Collected data entries:
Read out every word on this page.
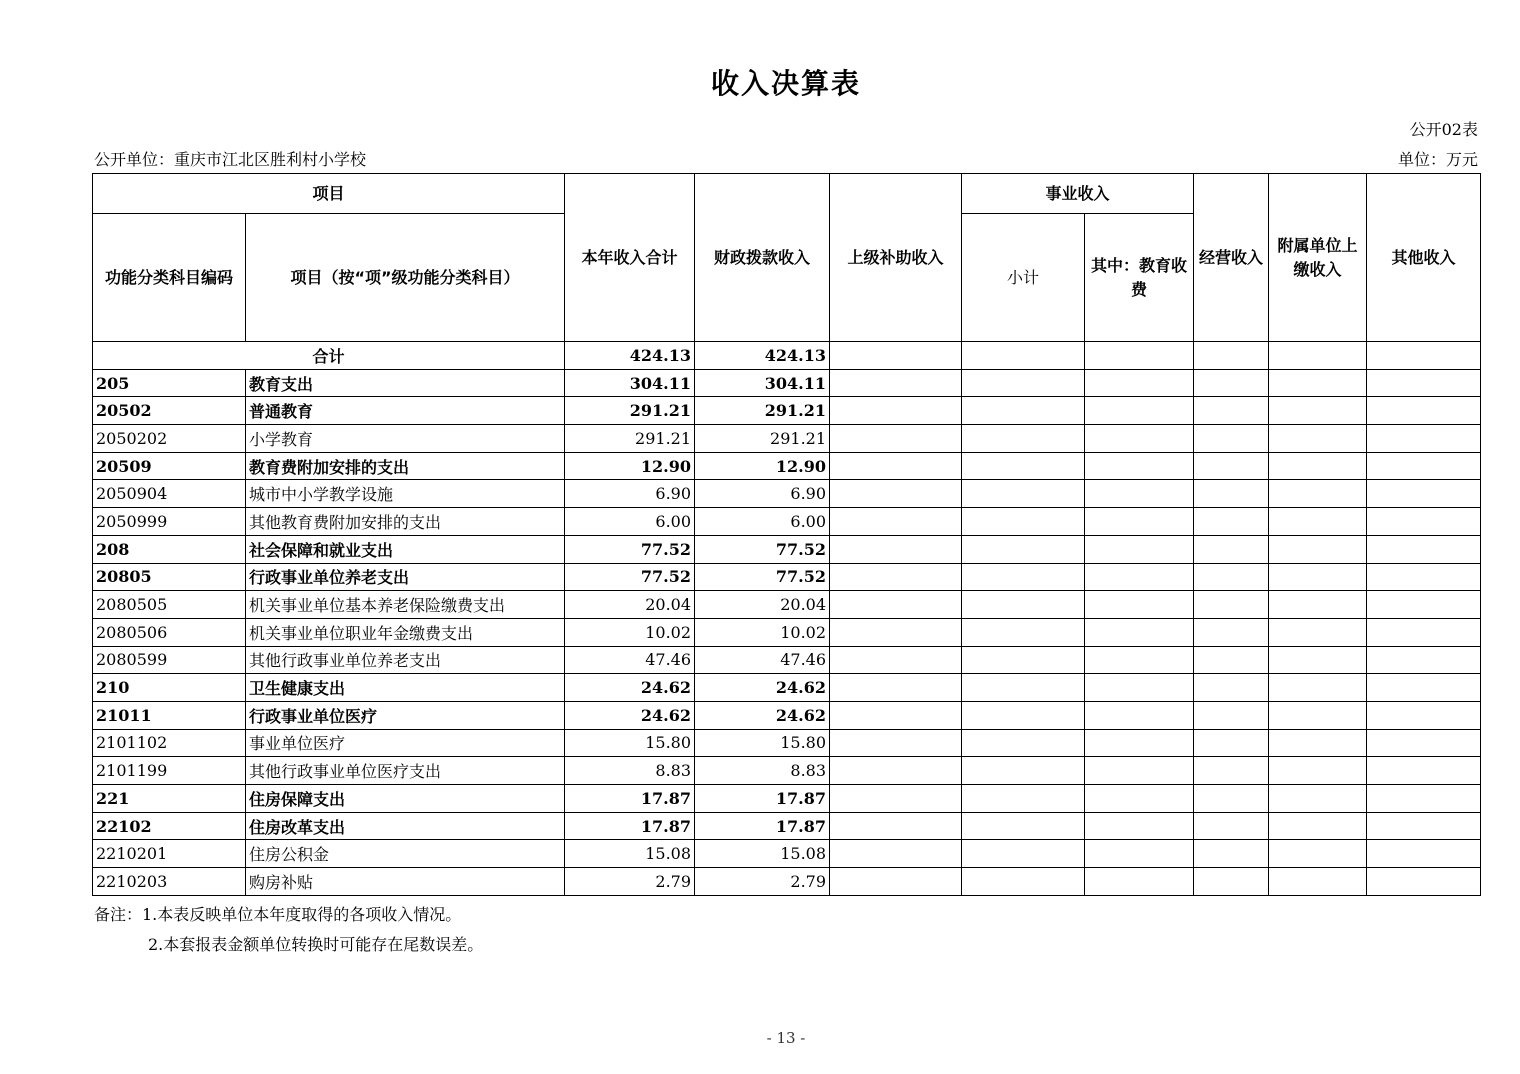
收入决算表
公开02表
公开单位：重庆市江北区胜利村小学校	单位：万元
项目		本年收入合计	财政拨款收入	上级补助收入	事业收入		经营收入	附属单位上缴收入	其他收入
功能分类科目编码	项目（按“项”级功能分类科目）				小计	其中：教育收费			
合计		424.13	424.13						
205	教育支出	304.11	304.11						
20502	普通教育	291.21	291.21						
2050202	小学教育	291.21	291.21						
20509	教育费附加安排的支出	12.90	12.90						
2050904	城市中小学教学设施	6.90	6.90						
2050999	其他教育费附加安排的支出	6.00	6.00						
208	社会保障和就业支出	77.52	77.52						
20805	行政事业单位养老支出	77.52	77.52						
2080505	机关事业单位基本养老保险缴费支出	20.04	20.04						
2080506	机关事业单位职业年金缴费支出	10.02	10.02						
2080599	其他行政事业单位养老支出	47.46	47.46						
210	卫生健康支出	24.62	24.62						
21011	行政事业单位医疗	24.62	24.62						
2101102	事业单位医疗	15.80	15.80						
2101199	其他行政事业单位医疗支出	8.83	8.83						
221	住房保障支出	17.87	17.87						
22102	住房改革支出	17.87	17.87						
2210201	住房公积金	15.08	15.08						
2210203	购房补贴	2.79	2.79						
备注：1.本表反映单位本年度取得的各项收入情况。
2.本套报表金额单位转换时可能存在尾数误差。
- 13 -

* Problem
Set the pictures aside and transcribe the data above exactly.

* Full answer
Read out every word on this page.
收入决算表
公开02表
公开单位：重庆市江北区胜利村小学校	单位：万元
项目		本年收入合计	财政拨款收入	上级补助收入	事业收入		经营收入	附属单位上缴收入	其他收入
功能分类科目编码	项目（按“项”级功能分类科目）				小计	其中：教育收费			
合计		424.13	424.13						
205	教育支出	304.11	304.11						
20502	普通教育	291.21	291.21						
2050202	小学教育	291.21	291.21						
20509	教育费附加安排的支出	12.90	12.90						
2050904	城市中小学教学设施	6.90	6.90						
2050999	其他教育费附加安排的支出	6.00	6.00						
208	社会保障和就业支出	77.52	77.52						
20805	行政事业单位养老支出	77.52	77.52						
2080505	机关事业单位基本养老保险缴费支出	20.04	20.04						
2080506	机关事业单位职业年金缴费支出	10.02	10.02						
2080599	其他行政事业单位养老支出	47.46	47.46						
210	卫生健康支出	24.62	24.62						
21011	行政事业单位医疗	24.62	24.62						
2101102	事业单位医疗	15.80	15.80						
2101199	其他行政事业单位医疗支出	8.83	8.83						
221	住房保障支出	17.87	17.87						
22102	住房改革支出	17.87	17.87						
2210201	住房公积金	15.08	15.08						
2210203	购房补贴	2.79	2.79						
备注：1.本表反映单位本年度取得的各项收入情况。
2.本套报表金额单位转换时可能存在尾数误差。
- 13 -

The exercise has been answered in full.